Show all lines from the listing below that contain "administrative".

(Saved entries)
==============================
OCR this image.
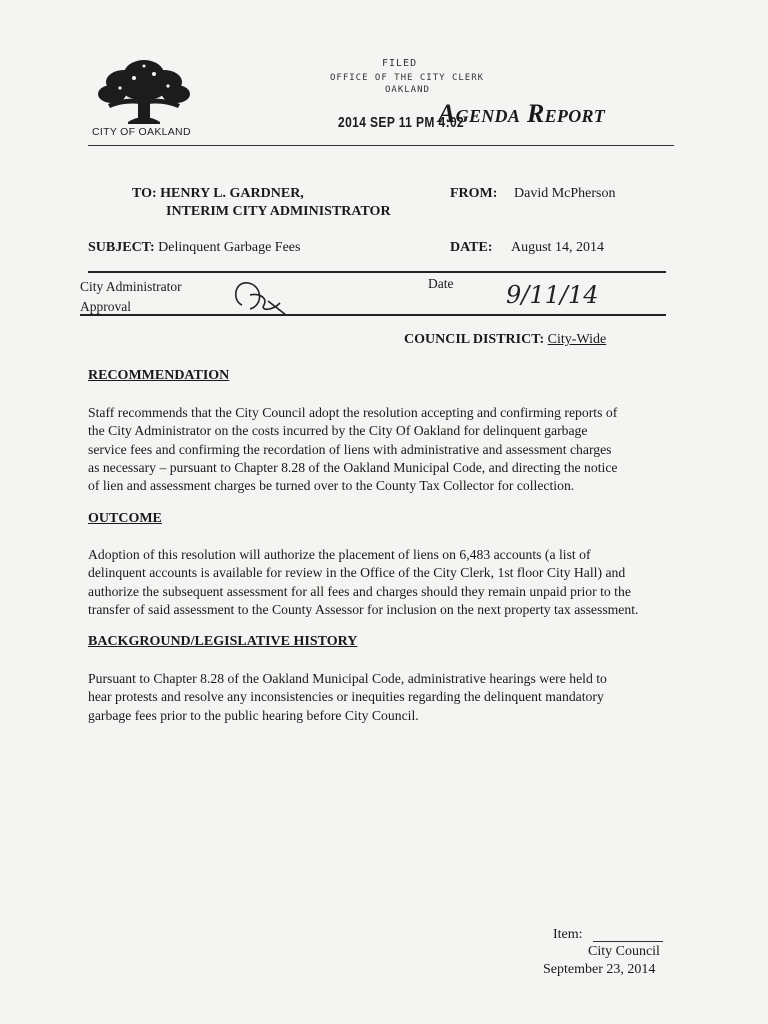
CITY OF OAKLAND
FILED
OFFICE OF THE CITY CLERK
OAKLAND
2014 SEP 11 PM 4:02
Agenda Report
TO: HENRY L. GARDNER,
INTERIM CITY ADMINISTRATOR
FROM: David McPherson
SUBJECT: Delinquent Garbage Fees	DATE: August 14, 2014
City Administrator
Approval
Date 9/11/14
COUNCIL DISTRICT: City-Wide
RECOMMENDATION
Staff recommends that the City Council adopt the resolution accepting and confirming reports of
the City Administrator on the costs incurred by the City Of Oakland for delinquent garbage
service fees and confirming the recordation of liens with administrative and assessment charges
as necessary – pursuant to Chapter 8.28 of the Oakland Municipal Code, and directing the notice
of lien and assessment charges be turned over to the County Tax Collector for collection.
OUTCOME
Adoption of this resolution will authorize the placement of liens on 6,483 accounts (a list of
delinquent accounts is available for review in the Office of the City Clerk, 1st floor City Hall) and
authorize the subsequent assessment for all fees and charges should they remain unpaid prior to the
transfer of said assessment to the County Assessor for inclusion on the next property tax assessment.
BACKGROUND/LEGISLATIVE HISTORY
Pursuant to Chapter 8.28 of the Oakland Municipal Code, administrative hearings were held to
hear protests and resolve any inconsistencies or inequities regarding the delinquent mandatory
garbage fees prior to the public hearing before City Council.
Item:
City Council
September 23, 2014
==============================
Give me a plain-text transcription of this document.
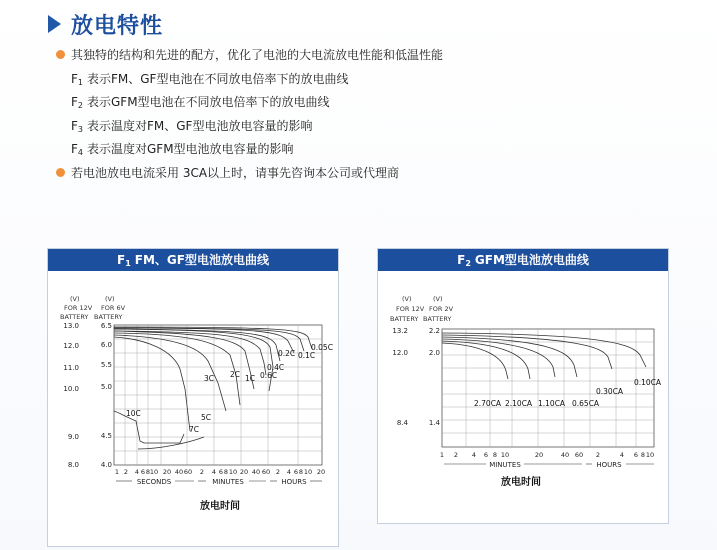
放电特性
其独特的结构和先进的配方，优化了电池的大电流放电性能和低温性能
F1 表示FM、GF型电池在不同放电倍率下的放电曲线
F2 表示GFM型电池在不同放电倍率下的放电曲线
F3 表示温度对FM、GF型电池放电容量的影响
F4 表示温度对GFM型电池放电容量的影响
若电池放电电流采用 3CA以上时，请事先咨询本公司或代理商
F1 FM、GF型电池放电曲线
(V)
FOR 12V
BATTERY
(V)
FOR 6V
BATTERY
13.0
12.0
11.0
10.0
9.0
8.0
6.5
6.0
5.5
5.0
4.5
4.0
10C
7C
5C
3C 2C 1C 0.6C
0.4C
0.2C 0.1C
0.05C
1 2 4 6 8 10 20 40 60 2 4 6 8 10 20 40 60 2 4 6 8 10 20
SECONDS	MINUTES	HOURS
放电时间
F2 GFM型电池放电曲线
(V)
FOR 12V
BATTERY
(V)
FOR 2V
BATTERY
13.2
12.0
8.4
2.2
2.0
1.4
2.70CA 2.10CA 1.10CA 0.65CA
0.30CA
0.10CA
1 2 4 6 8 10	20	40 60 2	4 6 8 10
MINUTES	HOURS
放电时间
==============================
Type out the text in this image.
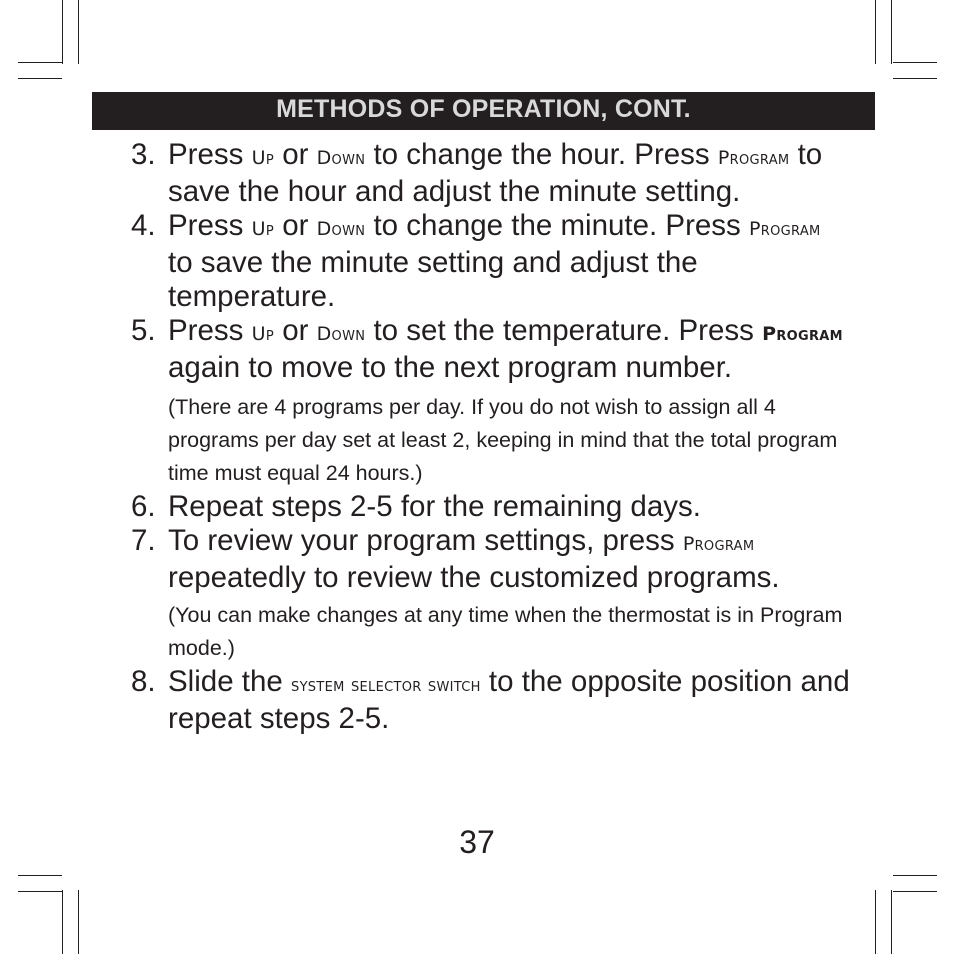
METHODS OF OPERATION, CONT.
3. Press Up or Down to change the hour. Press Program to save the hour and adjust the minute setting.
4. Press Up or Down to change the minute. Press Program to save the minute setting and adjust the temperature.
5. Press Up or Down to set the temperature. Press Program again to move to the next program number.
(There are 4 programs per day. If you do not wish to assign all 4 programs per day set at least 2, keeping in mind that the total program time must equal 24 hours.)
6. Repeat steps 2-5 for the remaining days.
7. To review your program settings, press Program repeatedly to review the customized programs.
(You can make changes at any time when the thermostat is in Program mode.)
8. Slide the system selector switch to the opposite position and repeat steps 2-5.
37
==============================
— ANSWER —
service fees and confirming the recordation of liens with administrative and assessment charges
Pursuant to Chapter 8.28 of the Oakland Municipal Code, administrative hearings were held to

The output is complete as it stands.